━━━━━ Records provided ━━━━━

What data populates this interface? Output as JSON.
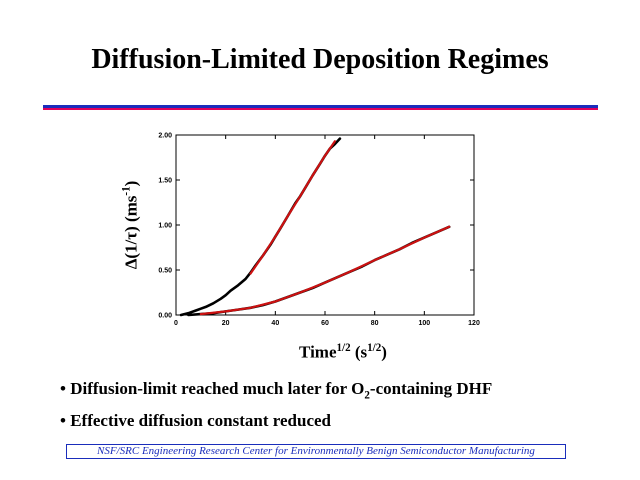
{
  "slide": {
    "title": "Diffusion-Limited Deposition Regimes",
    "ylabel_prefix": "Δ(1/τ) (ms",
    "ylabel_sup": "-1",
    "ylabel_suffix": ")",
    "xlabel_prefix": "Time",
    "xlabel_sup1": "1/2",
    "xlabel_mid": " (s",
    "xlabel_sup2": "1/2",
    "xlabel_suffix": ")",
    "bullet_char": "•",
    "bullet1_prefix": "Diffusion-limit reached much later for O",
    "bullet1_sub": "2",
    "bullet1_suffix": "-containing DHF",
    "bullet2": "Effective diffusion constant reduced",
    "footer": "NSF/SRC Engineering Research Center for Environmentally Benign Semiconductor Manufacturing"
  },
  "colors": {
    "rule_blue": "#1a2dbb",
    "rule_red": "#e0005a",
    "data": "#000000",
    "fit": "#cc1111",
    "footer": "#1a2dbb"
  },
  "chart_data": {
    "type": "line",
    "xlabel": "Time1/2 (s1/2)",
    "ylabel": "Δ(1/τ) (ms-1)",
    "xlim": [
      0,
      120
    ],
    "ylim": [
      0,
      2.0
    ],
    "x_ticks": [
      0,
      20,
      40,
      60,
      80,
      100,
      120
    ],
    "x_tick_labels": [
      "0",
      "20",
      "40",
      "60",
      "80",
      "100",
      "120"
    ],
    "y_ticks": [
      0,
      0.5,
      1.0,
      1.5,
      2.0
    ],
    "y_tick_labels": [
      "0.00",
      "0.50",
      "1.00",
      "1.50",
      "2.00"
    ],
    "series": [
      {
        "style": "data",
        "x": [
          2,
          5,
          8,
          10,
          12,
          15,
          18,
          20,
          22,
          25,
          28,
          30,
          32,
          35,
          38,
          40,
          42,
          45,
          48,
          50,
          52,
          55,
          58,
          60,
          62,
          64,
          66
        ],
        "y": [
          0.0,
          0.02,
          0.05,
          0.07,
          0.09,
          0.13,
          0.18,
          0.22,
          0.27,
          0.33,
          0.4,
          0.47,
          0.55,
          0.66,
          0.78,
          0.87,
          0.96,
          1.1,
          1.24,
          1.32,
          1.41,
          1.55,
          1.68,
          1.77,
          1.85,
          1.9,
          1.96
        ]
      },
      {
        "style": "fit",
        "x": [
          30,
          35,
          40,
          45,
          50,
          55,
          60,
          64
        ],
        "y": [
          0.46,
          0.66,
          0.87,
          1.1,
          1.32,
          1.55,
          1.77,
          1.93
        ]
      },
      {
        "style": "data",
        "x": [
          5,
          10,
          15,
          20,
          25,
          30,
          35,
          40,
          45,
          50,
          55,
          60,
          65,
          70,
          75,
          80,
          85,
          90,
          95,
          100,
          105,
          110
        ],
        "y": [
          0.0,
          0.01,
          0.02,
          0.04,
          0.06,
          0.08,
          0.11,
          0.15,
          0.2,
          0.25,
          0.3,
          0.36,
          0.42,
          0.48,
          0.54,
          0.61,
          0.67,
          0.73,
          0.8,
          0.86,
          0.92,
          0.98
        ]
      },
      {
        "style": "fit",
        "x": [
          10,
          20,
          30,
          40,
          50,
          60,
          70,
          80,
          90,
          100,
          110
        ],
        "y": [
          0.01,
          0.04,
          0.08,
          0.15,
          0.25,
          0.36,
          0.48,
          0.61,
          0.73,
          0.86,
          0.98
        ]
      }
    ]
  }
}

━━━━━
━━━━━ Records provided ━━━━━

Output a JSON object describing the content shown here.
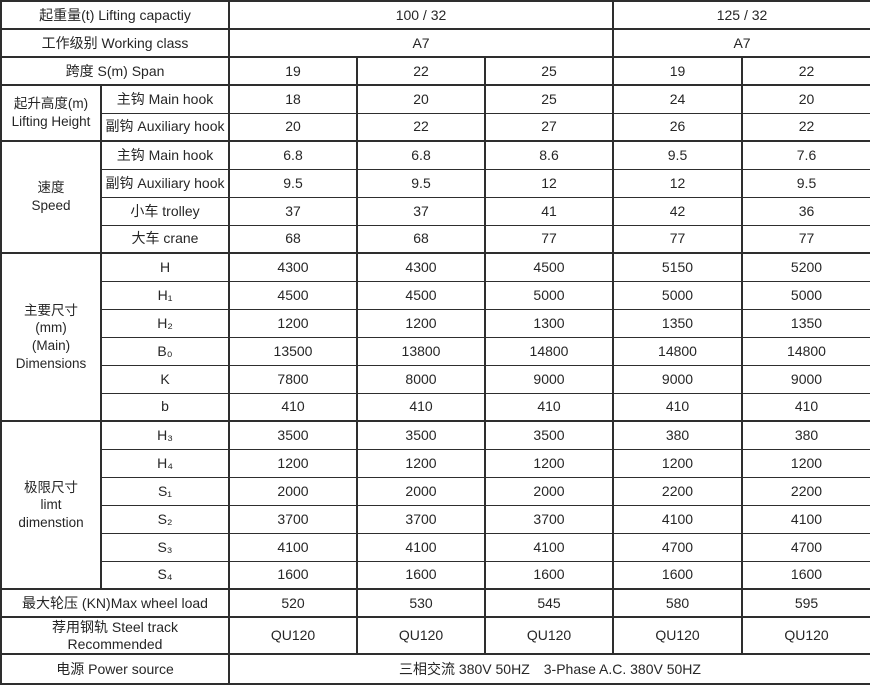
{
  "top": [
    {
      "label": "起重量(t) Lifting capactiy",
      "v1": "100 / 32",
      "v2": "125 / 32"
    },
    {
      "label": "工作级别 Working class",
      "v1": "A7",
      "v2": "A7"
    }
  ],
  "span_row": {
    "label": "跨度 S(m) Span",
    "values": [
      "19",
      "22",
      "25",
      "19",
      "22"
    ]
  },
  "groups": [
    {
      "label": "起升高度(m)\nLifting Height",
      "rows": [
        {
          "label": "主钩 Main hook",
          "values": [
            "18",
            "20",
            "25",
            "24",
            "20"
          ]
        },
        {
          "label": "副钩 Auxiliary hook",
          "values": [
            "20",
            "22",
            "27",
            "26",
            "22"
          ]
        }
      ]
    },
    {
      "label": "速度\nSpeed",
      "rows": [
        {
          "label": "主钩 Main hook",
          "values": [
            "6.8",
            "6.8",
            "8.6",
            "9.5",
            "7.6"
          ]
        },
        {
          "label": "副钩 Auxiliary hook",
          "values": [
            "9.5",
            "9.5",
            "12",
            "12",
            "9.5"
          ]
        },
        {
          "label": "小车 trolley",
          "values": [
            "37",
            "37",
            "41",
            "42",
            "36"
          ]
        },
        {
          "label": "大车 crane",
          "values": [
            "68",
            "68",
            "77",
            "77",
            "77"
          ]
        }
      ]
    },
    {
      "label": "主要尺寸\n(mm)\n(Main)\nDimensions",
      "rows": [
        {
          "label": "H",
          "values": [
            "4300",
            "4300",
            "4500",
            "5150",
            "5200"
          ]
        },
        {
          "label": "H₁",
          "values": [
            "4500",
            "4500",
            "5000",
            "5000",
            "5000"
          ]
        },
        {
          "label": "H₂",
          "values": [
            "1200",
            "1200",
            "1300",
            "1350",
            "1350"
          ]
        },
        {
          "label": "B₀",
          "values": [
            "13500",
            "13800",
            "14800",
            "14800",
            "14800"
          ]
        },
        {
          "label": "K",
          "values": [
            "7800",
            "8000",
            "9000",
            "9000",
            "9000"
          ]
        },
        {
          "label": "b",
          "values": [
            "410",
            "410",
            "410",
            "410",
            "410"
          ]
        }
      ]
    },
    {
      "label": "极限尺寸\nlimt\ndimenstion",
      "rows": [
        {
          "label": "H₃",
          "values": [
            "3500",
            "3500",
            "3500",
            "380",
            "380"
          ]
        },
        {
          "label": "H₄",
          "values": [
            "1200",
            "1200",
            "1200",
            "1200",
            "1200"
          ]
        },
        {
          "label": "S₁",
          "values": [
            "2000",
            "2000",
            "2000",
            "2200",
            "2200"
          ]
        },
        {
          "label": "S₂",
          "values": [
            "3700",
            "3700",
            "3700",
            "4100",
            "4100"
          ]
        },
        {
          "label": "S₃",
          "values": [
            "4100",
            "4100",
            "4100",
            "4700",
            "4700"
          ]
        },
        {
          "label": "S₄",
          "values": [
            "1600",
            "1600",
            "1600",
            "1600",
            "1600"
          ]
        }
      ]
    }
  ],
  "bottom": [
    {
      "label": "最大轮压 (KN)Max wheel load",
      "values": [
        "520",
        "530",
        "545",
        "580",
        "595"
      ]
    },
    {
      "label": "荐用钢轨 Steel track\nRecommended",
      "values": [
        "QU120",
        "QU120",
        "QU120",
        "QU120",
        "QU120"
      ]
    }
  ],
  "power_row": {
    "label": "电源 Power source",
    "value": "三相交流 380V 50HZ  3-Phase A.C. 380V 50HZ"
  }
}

━━━━━
━━━━━ Records provided ━━━━━

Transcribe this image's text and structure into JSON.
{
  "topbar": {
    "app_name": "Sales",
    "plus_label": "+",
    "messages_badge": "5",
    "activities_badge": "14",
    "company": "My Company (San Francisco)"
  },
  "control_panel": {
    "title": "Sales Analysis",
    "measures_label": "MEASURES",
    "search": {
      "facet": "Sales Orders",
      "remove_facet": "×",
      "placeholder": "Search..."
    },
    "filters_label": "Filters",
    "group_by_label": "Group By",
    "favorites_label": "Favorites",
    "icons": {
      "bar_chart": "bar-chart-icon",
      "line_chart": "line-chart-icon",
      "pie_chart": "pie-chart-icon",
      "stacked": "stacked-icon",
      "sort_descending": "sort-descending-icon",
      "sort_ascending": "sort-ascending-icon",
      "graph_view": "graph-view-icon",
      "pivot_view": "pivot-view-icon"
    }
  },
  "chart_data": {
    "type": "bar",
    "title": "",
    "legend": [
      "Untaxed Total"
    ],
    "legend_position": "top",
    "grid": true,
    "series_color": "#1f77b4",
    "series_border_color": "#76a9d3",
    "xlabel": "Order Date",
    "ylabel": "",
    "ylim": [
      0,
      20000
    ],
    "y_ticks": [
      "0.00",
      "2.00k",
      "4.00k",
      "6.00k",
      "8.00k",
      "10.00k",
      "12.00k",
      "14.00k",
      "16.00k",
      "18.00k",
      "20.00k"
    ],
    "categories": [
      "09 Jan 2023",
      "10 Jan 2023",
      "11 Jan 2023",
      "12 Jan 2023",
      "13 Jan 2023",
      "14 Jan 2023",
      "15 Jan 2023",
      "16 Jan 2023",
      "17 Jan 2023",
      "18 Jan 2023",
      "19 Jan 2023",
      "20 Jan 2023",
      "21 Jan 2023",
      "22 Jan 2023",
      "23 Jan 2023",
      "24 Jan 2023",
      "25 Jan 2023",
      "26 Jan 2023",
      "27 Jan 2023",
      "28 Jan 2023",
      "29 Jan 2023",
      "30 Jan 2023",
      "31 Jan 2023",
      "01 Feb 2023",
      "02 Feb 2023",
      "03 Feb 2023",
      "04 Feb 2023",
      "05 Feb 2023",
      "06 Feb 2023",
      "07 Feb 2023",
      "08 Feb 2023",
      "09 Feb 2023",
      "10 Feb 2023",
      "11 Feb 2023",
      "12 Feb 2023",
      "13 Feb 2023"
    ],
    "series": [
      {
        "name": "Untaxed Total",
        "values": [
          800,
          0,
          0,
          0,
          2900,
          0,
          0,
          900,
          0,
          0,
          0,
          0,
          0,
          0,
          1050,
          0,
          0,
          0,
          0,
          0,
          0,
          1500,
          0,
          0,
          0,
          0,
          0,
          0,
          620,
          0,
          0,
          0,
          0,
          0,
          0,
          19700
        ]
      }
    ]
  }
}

━━━━━

*Exercise description*. In the records above, find each line with the word "sort" and copy it.

*Expected answer*.
      "sort_descending": "sort-descending-icon",
      "sort_ascending": "sort-ascending-icon",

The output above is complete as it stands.